Write out the material below again, unchanged.

Records excerpted from a collection:
---*---

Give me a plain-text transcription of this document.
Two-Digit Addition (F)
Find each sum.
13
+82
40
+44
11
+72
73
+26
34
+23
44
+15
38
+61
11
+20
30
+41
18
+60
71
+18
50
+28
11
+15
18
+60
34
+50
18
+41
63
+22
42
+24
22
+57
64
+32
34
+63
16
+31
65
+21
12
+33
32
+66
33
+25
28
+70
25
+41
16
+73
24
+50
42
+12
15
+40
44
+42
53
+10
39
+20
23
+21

---*---

- [Answer below]
Give me a plain-text transcription of this document.
Two-Digit Addition (F)
Find each sum.
13
+82
40
+44
11
+72
73
+26
34
+23
44
+15
38
+61
11
+20
30
+41
18
+60
71
+18
50
+28
11
+15
18
+60
34
+50
18
+41
63
+22
42
+24
22
+57
64
+32
34
+63
16
+31
65
+21
12
+33
32
+66
33
+25
28
+70
25
+41
16
+73
24
+50
42
+12
15
+40
44
+42
53
+10
39
+20
23
+21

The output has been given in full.